**Data:**
※
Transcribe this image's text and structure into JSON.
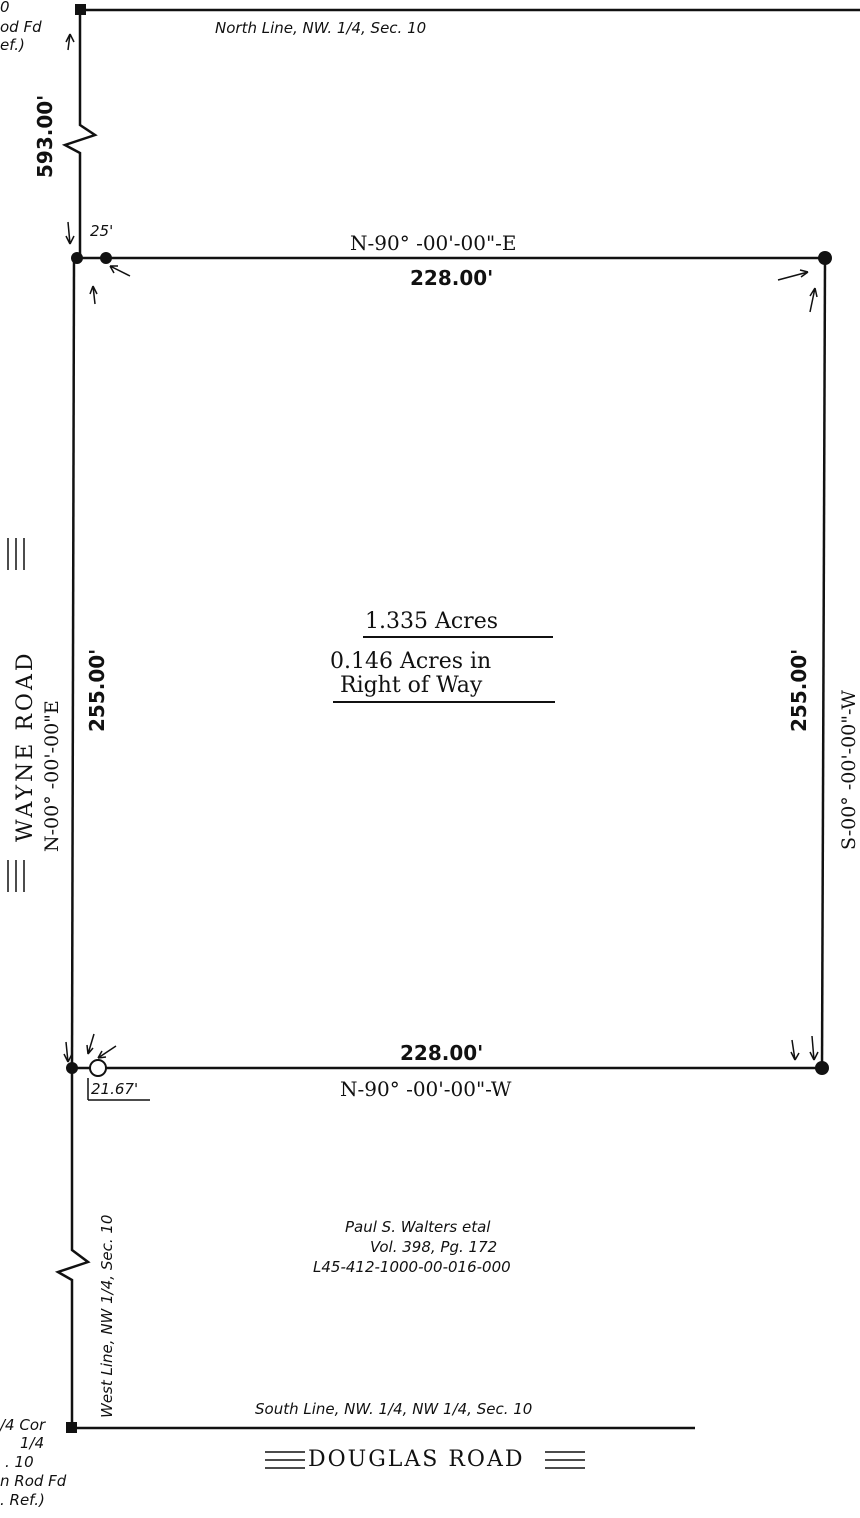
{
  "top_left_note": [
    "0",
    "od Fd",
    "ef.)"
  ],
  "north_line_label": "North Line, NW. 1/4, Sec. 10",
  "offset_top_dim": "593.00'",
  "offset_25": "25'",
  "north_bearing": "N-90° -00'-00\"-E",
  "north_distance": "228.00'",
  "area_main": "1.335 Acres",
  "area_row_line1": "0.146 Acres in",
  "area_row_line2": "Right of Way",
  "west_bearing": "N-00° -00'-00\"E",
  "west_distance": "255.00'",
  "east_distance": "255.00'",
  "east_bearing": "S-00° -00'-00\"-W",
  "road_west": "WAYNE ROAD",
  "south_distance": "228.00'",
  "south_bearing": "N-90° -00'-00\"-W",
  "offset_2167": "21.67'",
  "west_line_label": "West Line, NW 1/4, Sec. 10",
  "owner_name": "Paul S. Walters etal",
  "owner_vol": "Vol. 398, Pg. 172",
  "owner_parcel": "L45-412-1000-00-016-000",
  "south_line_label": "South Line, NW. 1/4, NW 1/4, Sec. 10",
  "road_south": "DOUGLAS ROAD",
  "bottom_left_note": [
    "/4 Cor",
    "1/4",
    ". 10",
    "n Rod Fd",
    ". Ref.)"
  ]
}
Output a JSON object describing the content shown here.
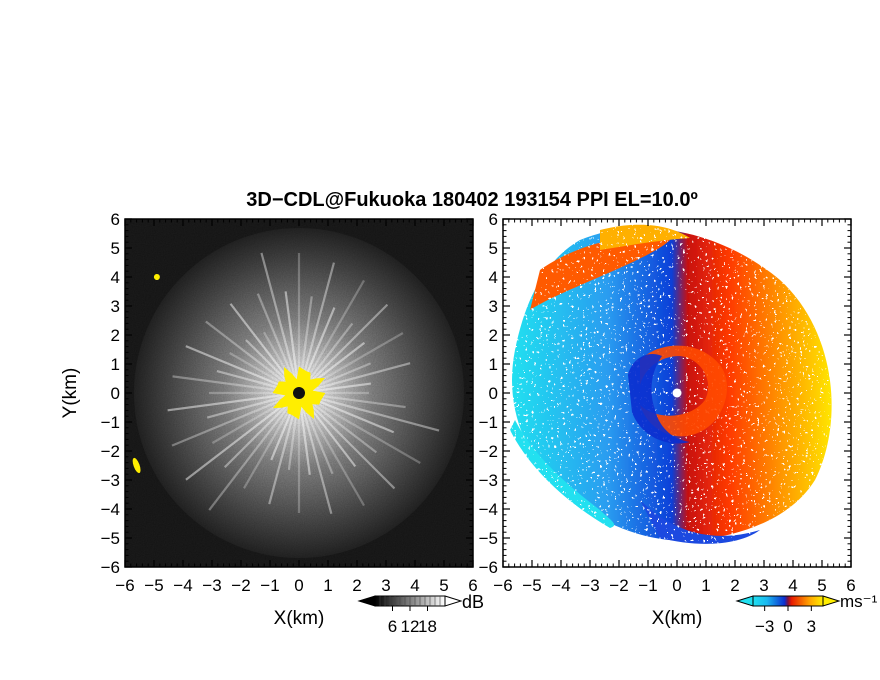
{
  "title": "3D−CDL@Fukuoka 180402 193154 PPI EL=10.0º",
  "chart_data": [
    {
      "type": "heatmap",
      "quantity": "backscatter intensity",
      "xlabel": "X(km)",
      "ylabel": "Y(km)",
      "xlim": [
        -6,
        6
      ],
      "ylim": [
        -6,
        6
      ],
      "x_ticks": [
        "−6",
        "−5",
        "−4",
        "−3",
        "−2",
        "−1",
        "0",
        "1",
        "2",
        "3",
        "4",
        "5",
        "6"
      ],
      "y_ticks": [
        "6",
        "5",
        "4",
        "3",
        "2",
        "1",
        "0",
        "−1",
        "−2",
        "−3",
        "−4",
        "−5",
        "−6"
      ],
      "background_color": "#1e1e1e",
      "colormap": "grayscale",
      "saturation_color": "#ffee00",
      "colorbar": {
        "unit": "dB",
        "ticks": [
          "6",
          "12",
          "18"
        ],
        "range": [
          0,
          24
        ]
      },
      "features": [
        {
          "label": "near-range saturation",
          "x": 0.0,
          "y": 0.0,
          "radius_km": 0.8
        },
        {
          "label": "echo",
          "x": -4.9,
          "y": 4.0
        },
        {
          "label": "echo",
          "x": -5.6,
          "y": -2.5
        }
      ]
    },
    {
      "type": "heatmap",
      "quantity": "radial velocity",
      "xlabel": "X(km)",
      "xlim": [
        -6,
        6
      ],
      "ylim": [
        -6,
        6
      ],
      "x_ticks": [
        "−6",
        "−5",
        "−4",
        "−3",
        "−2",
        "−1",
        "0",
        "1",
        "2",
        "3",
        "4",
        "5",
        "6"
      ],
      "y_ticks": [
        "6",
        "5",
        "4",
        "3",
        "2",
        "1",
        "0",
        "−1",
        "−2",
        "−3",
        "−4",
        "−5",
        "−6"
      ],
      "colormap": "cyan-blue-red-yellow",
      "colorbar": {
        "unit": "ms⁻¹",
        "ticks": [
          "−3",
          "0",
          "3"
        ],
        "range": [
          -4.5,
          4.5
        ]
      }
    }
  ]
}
※
Reproduce the listing exactly. Leave its pictures out.

**Response for this exercise:**
Transcribe this image's text and structure into JSON.
{
  "top_left_note": [
    "0",
    "od Fd",
    "ef.)"
  ],
  "north_line_label": "North Line, NW. 1/4, Sec. 10",
  "offset_top_dim": "593.00'",
  "offset_25": "25'",
  "north_bearing": "N-90° -00'-00\"-E",
  "north_distance": "228.00'",
  "area_main": "1.335 Acres",
  "area_row_line1": "0.146 Acres in",
  "area_row_line2": "Right of Way",
  "west_bearing": "N-00° -00'-00\"E",
  "west_distance": "255.00'",
  "east_distance": "255.00'",
  "east_bearing": "S-00° -00'-00\"-W",
  "road_west": "WAYNE ROAD",
  "south_distance": "228.00'",
  "south_bearing": "N-90° -00'-00\"-W",
  "offset_2167": "21.67'",
  "west_line_label": "West Line, NW 1/4, Sec. 10",
  "owner_name": "Paul S. Walters etal",
  "owner_vol": "Vol. 398, Pg. 172",
  "owner_parcel": "L45-412-1000-00-016-000",
  "south_line_label": "South Line, NW. 1/4, NW 1/4, Sec. 10",
  "road_south": "DOUGLAS ROAD",
  "bottom_left_note": [
    "/4 Cor",
    "1/4",
    ". 10",
    "n Rod Fd",
    ". Ref.)"
  ]
}
Output a JSON object describing the content shown here.
{
  "title": "3D−CDL@Fukuoka 180402 193154 PPI EL=10.0º",
  "chart_data": [
    {
      "type": "heatmap",
      "quantity": "backscatter intensity",
      "xlabel": "X(km)",
      "ylabel": "Y(km)",
      "xlim": [
        -6,
        6
      ],
      "ylim": [
        -6,
        6
      ],
      "x_ticks": [
        "−6",
        "−5",
        "−4",
        "−3",
        "−2",
        "−1",
        "0",
        "1",
        "2",
        "3",
        "4",
        "5",
        "6"
      ],
      "y_ticks": [
        "6",
        "5",
        "4",
        "3",
        "2",
        "1",
        "0",
        "−1",
        "−2",
        "−3",
        "−4",
        "−5",
        "−6"
      ],
      "background_color": "#1e1e1e",
      "colormap": "grayscale",
      "saturation_color": "#ffee00",
      "colorbar": {
        "unit": "dB",
        "ticks": [
          "6",
          "12",
          "18"
        ],
        "range": [
          0,
          24
        ]
      },
      "features": [
        {
          "label": "near-range saturation",
          "x": 0.0,
          "y": 0.0,
          "radius_km": 0.8
        },
        {
          "label": "echo",
          "x": -4.9,
          "y": 4.0
        },
        {
          "label": "echo",
          "x": -5.6,
          "y": -2.5
        }
      ]
    },
    {
      "type": "heatmap",
      "quantity": "radial velocity",
      "xlabel": "X(km)",
      "xlim": [
        -6,
        6
      ],
      "ylim": [
        -6,
        6
      ],
      "x_ticks": [
        "−6",
        "−5",
        "−4",
        "−3",
        "−2",
        "−1",
        "0",
        "1",
        "2",
        "3",
        "4",
        "5",
        "6"
      ],
      "y_ticks": [
        "6",
        "5",
        "4",
        "3",
        "2",
        "1",
        "0",
        "−1",
        "−2",
        "−3",
        "−4",
        "−5",
        "−6"
      ],
      "colormap": "cyan-blue-red-yellow",
      "colorbar": {
        "unit": "ms⁻¹",
        "ticks": [
          "−3",
          "0",
          "3"
        ],
        "range": [
          -4.5,
          4.5
        ]
      }
    }
  ]
}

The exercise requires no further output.